WHAT IS NEEDED.
Pull out every line containing the string "index".

MATERIAL PROVIDED.
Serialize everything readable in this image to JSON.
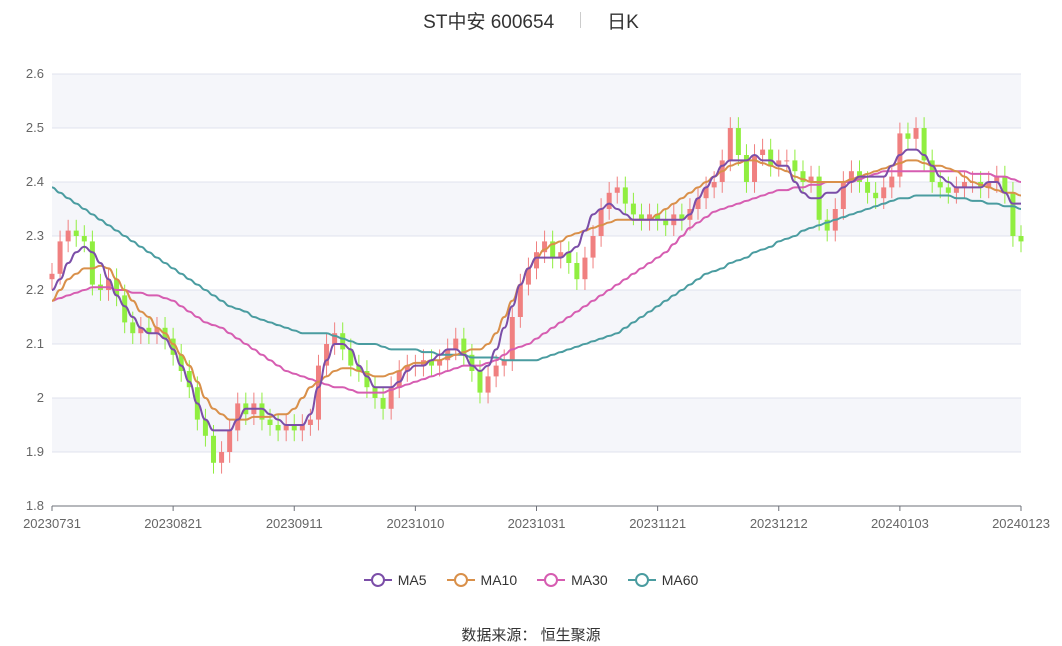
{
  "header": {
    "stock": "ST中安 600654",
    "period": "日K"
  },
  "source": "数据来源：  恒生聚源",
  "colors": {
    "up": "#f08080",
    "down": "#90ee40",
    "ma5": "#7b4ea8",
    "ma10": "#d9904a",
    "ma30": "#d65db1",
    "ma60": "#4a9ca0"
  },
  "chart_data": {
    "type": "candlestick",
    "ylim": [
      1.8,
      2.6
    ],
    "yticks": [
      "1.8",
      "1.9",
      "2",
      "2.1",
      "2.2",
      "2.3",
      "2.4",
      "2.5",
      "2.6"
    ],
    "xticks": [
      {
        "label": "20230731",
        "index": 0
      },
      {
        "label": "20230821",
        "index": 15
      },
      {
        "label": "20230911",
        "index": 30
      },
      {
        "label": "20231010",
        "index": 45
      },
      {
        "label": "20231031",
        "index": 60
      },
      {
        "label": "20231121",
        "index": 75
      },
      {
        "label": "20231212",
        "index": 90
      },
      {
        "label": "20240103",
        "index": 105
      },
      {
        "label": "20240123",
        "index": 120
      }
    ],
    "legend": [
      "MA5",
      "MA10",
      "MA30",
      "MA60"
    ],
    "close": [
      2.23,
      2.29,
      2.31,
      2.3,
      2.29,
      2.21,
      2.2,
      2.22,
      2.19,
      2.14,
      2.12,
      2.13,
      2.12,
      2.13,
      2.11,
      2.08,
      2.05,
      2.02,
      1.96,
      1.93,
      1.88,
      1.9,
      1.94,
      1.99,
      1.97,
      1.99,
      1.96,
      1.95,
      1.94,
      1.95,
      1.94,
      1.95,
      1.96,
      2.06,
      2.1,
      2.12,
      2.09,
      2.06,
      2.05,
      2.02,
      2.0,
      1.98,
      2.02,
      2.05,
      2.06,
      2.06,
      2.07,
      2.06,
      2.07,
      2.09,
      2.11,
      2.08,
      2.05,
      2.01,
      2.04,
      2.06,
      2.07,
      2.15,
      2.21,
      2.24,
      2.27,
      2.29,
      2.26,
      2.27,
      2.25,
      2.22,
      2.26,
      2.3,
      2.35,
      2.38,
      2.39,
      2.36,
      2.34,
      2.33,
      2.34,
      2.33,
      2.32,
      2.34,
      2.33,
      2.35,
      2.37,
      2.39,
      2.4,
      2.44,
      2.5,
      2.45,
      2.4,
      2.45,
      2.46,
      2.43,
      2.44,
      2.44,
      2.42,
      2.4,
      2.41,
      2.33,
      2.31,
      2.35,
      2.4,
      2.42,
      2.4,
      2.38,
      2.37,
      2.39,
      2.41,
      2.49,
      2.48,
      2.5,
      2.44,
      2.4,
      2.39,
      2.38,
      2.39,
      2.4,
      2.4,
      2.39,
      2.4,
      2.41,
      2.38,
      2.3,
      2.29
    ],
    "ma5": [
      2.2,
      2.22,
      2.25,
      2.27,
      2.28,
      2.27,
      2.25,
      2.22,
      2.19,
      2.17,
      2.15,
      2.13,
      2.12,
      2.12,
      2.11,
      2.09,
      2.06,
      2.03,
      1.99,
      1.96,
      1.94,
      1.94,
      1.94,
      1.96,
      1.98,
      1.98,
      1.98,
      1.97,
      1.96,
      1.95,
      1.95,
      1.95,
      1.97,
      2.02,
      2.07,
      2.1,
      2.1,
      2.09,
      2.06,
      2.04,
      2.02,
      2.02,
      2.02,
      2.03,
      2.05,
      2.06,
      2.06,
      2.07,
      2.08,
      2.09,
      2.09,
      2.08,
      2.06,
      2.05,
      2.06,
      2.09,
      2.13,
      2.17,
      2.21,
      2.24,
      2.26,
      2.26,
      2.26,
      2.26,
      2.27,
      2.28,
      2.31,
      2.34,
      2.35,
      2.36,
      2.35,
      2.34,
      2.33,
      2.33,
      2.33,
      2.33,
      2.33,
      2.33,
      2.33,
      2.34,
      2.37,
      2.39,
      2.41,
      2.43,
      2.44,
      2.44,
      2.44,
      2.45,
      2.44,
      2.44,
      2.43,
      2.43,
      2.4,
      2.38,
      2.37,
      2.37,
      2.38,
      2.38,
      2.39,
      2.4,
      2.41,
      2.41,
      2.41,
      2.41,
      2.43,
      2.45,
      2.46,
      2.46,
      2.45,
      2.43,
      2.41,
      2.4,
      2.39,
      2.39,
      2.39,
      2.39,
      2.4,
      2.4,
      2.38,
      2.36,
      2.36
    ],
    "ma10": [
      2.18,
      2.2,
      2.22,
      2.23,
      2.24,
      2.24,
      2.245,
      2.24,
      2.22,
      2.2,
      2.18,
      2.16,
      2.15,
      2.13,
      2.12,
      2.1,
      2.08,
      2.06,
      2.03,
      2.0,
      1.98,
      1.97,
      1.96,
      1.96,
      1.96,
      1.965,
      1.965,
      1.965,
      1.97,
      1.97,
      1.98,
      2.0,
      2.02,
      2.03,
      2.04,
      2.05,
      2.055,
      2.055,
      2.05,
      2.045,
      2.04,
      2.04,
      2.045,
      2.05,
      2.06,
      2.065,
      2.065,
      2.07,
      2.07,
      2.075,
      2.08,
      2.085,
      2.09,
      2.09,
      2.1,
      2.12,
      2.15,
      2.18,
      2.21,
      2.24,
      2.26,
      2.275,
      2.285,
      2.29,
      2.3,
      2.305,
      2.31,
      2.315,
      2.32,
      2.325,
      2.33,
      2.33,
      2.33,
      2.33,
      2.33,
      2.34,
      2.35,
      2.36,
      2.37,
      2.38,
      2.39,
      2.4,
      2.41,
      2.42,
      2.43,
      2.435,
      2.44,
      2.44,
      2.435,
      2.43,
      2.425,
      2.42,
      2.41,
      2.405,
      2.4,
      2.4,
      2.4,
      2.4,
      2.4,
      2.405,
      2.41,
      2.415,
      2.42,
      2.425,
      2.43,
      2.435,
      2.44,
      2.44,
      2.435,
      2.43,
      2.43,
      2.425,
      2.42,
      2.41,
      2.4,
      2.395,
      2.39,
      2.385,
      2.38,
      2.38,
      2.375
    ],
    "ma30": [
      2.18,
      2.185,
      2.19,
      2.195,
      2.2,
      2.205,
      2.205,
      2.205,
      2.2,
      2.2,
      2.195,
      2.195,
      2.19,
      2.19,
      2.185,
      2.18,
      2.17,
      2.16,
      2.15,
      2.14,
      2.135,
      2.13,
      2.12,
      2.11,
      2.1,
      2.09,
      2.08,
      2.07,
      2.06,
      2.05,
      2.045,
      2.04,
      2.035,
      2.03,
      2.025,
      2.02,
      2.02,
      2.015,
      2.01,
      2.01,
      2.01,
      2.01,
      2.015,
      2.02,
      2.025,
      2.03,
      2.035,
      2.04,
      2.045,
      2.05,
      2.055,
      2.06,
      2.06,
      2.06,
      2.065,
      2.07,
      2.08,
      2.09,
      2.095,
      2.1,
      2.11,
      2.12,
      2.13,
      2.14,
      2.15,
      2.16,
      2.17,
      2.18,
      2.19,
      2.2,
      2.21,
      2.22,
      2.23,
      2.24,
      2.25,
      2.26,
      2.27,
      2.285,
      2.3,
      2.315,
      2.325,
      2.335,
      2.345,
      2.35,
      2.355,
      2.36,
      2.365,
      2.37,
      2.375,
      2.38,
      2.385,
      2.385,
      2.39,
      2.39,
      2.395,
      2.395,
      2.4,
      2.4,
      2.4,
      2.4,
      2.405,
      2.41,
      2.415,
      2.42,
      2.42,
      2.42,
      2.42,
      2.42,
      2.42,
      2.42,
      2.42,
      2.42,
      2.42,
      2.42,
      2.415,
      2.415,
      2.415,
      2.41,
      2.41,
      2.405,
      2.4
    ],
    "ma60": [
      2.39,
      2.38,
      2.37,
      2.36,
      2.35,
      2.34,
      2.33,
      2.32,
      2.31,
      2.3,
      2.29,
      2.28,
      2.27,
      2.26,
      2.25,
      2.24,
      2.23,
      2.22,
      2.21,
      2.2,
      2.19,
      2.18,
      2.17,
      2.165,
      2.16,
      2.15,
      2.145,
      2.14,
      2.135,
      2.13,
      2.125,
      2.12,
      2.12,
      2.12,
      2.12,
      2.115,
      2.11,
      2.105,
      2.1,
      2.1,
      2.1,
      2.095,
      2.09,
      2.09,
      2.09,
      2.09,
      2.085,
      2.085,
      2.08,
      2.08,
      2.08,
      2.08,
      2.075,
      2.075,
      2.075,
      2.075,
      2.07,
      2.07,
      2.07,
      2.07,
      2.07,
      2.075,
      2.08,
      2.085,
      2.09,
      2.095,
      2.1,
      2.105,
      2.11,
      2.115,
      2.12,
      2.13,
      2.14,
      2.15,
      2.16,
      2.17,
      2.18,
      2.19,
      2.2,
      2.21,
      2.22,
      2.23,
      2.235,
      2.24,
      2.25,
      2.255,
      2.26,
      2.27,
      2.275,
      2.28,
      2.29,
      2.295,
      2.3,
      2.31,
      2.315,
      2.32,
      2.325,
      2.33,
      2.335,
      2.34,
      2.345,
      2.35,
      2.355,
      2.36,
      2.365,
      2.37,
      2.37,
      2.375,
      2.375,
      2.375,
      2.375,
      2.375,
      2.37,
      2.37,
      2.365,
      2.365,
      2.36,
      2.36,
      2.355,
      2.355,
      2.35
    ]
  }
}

ANSWER TO THE TASK.
        "index": 0
        "index": 15
        "index": 30
        "index": 45
        "index": 60
        "index": 75
        "index": 90
        "index": 105
        "index": 120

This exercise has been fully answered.